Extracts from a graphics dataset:
▼▼▼
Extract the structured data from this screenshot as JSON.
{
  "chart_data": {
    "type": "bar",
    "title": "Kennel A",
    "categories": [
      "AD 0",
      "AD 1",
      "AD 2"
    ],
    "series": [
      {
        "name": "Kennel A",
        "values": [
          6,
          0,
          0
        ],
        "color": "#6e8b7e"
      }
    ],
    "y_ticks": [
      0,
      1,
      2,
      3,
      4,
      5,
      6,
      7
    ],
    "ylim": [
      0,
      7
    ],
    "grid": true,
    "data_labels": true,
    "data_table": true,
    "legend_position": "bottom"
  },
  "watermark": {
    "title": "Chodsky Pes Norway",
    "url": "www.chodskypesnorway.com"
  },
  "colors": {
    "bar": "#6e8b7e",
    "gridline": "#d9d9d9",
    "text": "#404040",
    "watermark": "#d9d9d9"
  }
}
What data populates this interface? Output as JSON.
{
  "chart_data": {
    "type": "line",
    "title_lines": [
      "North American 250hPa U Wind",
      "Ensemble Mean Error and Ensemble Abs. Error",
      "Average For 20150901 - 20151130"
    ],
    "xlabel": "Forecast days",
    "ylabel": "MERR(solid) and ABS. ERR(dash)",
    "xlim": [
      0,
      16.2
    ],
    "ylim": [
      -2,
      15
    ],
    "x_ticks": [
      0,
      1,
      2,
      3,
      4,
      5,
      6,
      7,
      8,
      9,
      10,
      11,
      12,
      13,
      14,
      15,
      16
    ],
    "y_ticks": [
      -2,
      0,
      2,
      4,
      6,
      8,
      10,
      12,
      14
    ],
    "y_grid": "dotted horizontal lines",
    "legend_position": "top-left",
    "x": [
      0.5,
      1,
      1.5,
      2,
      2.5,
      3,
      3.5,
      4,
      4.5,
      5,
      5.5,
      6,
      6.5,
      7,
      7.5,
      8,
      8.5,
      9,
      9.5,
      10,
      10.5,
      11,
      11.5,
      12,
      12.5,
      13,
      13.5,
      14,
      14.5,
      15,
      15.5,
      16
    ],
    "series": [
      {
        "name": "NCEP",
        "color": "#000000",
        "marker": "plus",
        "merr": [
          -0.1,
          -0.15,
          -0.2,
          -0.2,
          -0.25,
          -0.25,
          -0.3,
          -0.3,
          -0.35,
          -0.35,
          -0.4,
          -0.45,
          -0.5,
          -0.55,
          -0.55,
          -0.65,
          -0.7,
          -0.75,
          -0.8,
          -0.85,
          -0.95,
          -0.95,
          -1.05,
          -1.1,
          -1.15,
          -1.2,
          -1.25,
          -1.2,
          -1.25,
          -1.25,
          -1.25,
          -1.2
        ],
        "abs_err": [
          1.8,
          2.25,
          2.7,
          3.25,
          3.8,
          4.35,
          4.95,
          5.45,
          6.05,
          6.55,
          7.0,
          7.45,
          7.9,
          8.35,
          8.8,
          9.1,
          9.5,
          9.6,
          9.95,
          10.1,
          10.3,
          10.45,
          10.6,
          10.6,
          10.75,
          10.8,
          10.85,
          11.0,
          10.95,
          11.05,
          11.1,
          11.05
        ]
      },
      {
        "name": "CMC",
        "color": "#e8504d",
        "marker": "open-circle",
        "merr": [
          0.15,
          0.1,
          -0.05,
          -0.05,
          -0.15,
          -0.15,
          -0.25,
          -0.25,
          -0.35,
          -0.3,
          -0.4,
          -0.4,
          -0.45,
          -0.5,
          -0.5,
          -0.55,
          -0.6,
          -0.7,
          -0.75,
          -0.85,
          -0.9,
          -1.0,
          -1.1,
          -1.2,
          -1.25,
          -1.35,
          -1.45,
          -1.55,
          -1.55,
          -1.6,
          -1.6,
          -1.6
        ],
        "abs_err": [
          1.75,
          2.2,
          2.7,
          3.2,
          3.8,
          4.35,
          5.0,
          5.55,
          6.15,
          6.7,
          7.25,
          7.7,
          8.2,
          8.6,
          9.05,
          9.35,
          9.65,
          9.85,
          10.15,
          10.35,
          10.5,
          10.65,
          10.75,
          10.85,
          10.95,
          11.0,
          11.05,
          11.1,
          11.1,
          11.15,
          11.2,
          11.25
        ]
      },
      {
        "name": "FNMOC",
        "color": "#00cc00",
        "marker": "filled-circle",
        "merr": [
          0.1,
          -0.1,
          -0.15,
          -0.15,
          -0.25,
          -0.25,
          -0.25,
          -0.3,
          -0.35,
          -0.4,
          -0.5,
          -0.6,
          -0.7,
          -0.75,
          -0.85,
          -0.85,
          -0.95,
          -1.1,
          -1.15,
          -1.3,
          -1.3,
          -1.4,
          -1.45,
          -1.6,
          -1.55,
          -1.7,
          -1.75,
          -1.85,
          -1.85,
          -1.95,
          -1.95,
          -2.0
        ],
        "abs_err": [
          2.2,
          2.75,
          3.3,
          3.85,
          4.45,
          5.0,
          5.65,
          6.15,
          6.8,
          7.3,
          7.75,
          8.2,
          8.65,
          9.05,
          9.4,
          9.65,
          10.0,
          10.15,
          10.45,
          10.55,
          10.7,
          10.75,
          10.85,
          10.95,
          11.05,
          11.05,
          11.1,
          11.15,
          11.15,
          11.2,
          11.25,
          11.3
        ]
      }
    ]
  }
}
▲▲▲
→ What this task involves
Give the listing above again, word for word.

→ Result of this task
Extract the structured data from this screenshot as JSON.
{
  "chart_data": {
    "type": "bar",
    "title": "Kennel A",
    "categories": [
      "AD 0",
      "AD 1",
      "AD 2"
    ],
    "series": [
      {
        "name": "Kennel A",
        "values": [
          6,
          0,
          0
        ],
        "color": "#6e8b7e"
      }
    ],
    "y_ticks": [
      0,
      1,
      2,
      3,
      4,
      5,
      6,
      7
    ],
    "ylim": [
      0,
      7
    ],
    "grid": true,
    "data_labels": true,
    "data_table": true,
    "legend_position": "bottom"
  },
  "watermark": {
    "title": "Chodsky Pes Norway",
    "url": "www.chodskypesnorway.com"
  },
  "colors": {
    "bar": "#6e8b7e",
    "gridline": "#d9d9d9",
    "text": "#404040",
    "watermark": "#d9d9d9"
  }
}
What data populates this interface? Output as JSON.
{
  "chart_data": {
    "type": "line",
    "title_lines": [
      "North American 250hPa U Wind",
      "Ensemble Mean Error and Ensemble Abs. Error",
      "Average For 20150901 - 20151130"
    ],
    "xlabel": "Forecast days",
    "ylabel": "MERR(solid) and ABS. ERR(dash)",
    "xlim": [
      0,
      16.2
    ],
    "ylim": [
      -2,
      15
    ],
    "x_ticks": [
      0,
      1,
      2,
      3,
      4,
      5,
      6,
      7,
      8,
      9,
      10,
      11,
      12,
      13,
      14,
      15,
      16
    ],
    "y_ticks": [
      -2,
      0,
      2,
      4,
      6,
      8,
      10,
      12,
      14
    ],
    "y_grid": "dotted horizontal lines",
    "legend_position": "top-left",
    "x": [
      0.5,
      1,
      1.5,
      2,
      2.5,
      3,
      3.5,
      4,
      4.5,
      5,
      5.5,
      6,
      6.5,
      7,
      7.5,
      8,
      8.5,
      9,
      9.5,
      10,
      10.5,
      11,
      11.5,
      12,
      12.5,
      13,
      13.5,
      14,
      14.5,
      15,
      15.5,
      16
    ],
    "series": [
      {
        "name": "NCEP",
        "color": "#000000",
        "marker": "plus",
        "merr": [
          -0.1,
          -0.15,
          -0.2,
          -0.2,
          -0.25,
          -0.25,
          -0.3,
          -0.3,
          -0.35,
          -0.35,
          -0.4,
          -0.45,
          -0.5,
          -0.55,
          -0.55,
          -0.65,
          -0.7,
          -0.75,
          -0.8,
          -0.85,
          -0.95,
          -0.95,
          -1.05,
          -1.1,
          -1.15,
          -1.2,
          -1.25,
          -1.2,
          -1.25,
          -1.25,
          -1.25,
          -1.2
        ],
        "abs_err": [
          1.8,
          2.25,
          2.7,
          3.25,
          3.8,
          4.35,
          4.95,
          5.45,
          6.05,
          6.55,
          7.0,
          7.45,
          7.9,
          8.35,
          8.8,
          9.1,
          9.5,
          9.6,
          9.95,
          10.1,
          10.3,
          10.45,
          10.6,
          10.6,
          10.75,
          10.8,
          10.85,
          11.0,
          10.95,
          11.05,
          11.1,
          11.05
        ]
      },
      {
        "name": "CMC",
        "color": "#e8504d",
        "marker": "open-circle",
        "merr": [
          0.15,
          0.1,
          -0.05,
          -0.05,
          -0.15,
          -0.15,
          -0.25,
          -0.25,
          -0.35,
          -0.3,
          -0.4,
          -0.4,
          -0.45,
          -0.5,
          -0.5,
          -0.55,
          -0.6,
          -0.7,
          -0.75,
          -0.85,
          -0.9,
          -1.0,
          -1.1,
          -1.2,
          -1.25,
          -1.35,
          -1.45,
          -1.55,
          -1.55,
          -1.6,
          -1.6,
          -1.6
        ],
        "abs_err": [
          1.75,
          2.2,
          2.7,
          3.2,
          3.8,
          4.35,
          5.0,
          5.55,
          6.15,
          6.7,
          7.25,
          7.7,
          8.2,
          8.6,
          9.05,
          9.35,
          9.65,
          9.85,
          10.15,
          10.35,
          10.5,
          10.65,
          10.75,
          10.85,
          10.95,
          11.0,
          11.05,
          11.1,
          11.1,
          11.15,
          11.2,
          11.25
        ]
      },
      {
        "name": "FNMOC",
        "color": "#00cc00",
        "marker": "filled-circle",
        "merr": [
          0.1,
          -0.1,
          -0.15,
          -0.15,
          -0.25,
          -0.25,
          -0.25,
          -0.3,
          -0.35,
          -0.4,
          -0.5,
          -0.6,
          -0.7,
          -0.75,
          -0.85,
          -0.85,
          -0.95,
          -1.1,
          -1.15,
          -1.3,
          -1.3,
          -1.4,
          -1.45,
          -1.6,
          -1.55,
          -1.7,
          -1.75,
          -1.85,
          -1.85,
          -1.95,
          -1.95,
          -2.0
        ],
        "abs_err": [
          2.2,
          2.75,
          3.3,
          3.85,
          4.45,
          5.0,
          5.65,
          6.15,
          6.8,
          7.3,
          7.75,
          8.2,
          8.65,
          9.05,
          9.4,
          9.65,
          10.0,
          10.15,
          10.45,
          10.55,
          10.7,
          10.75,
          10.85,
          10.95,
          11.05,
          11.05,
          11.1,
          11.15,
          11.15,
          11.2,
          11.25,
          11.3
        ]
      }
    ]
  }
}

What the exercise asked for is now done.